═══ RECORDS TO USE ═══

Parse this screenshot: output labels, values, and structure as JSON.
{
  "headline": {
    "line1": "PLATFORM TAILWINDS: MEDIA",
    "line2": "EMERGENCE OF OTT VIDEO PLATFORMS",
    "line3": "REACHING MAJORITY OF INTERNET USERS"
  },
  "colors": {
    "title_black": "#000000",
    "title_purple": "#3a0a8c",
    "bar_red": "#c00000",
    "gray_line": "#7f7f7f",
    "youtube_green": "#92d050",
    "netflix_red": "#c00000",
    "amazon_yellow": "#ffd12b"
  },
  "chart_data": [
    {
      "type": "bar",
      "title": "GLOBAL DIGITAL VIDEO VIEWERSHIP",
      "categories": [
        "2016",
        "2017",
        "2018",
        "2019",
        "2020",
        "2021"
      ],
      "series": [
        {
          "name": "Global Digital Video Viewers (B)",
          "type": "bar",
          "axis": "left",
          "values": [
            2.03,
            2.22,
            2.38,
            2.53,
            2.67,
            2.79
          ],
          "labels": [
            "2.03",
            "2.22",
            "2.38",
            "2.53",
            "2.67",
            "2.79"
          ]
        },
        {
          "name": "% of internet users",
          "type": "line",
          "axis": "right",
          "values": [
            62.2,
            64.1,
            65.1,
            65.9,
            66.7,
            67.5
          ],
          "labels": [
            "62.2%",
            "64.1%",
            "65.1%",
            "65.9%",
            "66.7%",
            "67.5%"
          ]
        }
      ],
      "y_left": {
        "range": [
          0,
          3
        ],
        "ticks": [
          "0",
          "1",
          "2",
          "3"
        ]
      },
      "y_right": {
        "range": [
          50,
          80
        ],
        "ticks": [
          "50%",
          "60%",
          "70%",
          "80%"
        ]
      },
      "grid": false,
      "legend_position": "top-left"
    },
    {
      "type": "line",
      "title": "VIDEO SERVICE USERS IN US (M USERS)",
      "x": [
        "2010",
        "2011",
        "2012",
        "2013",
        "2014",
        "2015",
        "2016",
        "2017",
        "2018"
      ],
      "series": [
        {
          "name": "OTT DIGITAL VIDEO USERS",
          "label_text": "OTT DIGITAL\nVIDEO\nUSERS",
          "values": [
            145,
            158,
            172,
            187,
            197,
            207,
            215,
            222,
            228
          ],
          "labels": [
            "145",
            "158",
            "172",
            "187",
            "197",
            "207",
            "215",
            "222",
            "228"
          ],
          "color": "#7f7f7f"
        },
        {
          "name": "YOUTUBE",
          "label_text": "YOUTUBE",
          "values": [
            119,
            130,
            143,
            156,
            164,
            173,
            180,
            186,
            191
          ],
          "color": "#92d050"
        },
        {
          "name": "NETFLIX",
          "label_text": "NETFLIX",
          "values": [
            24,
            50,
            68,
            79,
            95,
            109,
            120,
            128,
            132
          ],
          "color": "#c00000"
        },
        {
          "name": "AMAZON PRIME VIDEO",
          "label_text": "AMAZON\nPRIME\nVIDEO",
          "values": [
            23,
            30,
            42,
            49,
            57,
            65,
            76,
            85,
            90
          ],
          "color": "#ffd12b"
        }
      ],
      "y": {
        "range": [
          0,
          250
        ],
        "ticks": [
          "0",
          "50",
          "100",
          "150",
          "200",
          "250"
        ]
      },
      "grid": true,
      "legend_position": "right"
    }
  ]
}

═══

**PROMPT**. Reproduce every record, matching each line exactly.

**TASK SOLUTION**.
Parse this screenshot: output labels, values, and structure as JSON.
{
  "headline": {
    "line1": "PLATFORM TAILWINDS: MEDIA",
    "line2": "EMERGENCE OF OTT VIDEO PLATFORMS",
    "line3": "REACHING MAJORITY OF INTERNET USERS"
  },
  "colors": {
    "title_black": "#000000",
    "title_purple": "#3a0a8c",
    "bar_red": "#c00000",
    "gray_line": "#7f7f7f",
    "youtube_green": "#92d050",
    "netflix_red": "#c00000",
    "amazon_yellow": "#ffd12b"
  },
  "chart_data": [
    {
      "type": "bar",
      "title": "GLOBAL DIGITAL VIDEO VIEWERSHIP",
      "categories": [
        "2016",
        "2017",
        "2018",
        "2019",
        "2020",
        "2021"
      ],
      "series": [
        {
          "name": "Global Digital Video Viewers (B)",
          "type": "bar",
          "axis": "left",
          "values": [
            2.03,
            2.22,
            2.38,
            2.53,
            2.67,
            2.79
          ],
          "labels": [
            "2.03",
            "2.22",
            "2.38",
            "2.53",
            "2.67",
            "2.79"
          ]
        },
        {
          "name": "% of internet users",
          "type": "line",
          "axis": "right",
          "values": [
            62.2,
            64.1,
            65.1,
            65.9,
            66.7,
            67.5
          ],
          "labels": [
            "62.2%",
            "64.1%",
            "65.1%",
            "65.9%",
            "66.7%",
            "67.5%"
          ]
        }
      ],
      "y_left": {
        "range": [
          0,
          3
        ],
        "ticks": [
          "0",
          "1",
          "2",
          "3"
        ]
      },
      "y_right": {
        "range": [
          50,
          80
        ],
        "ticks": [
          "50%",
          "60%",
          "70%",
          "80%"
        ]
      },
      "grid": false,
      "legend_position": "top-left"
    },
    {
      "type": "line",
      "title": "VIDEO SERVICE USERS IN US (M USERS)",
      "x": [
        "2010",
        "2011",
        "2012",
        "2013",
        "2014",
        "2015",
        "2016",
        "2017",
        "2018"
      ],
      "series": [
        {
          "name": "OTT DIGITAL VIDEO USERS",
          "label_text": "OTT DIGITAL\nVIDEO\nUSERS",
          "values": [
            145,
            158,
            172,
            187,
            197,
            207,
            215,
            222,
            228
          ],
          "labels": [
            "145",
            "158",
            "172",
            "187",
            "197",
            "207",
            "215",
            "222",
            "228"
          ],
          "color": "#7f7f7f"
        },
        {
          "name": "YOUTUBE",
          "label_text": "YOUTUBE",
          "values": [
            119,
            130,
            143,
            156,
            164,
            173,
            180,
            186,
            191
          ],
          "color": "#92d050"
        },
        {
          "name": "NETFLIX",
          "label_text": "NETFLIX",
          "values": [
            24,
            50,
            68,
            79,
            95,
            109,
            120,
            128,
            132
          ],
          "color": "#c00000"
        },
        {
          "name": "AMAZON PRIME VIDEO",
          "label_text": "AMAZON\nPRIME\nVIDEO",
          "values": [
            23,
            30,
            42,
            49,
            57,
            65,
            76,
            85,
            90
          ],
          "color": "#ffd12b"
        }
      ],
      "y": {
        "range": [
          0,
          250
        ],
        "ticks": [
          "0",
          "50",
          "100",
          "150",
          "200",
          "250"
        ]
      },
      "grid": true,
      "legend_position": "right"
    }
  ]
}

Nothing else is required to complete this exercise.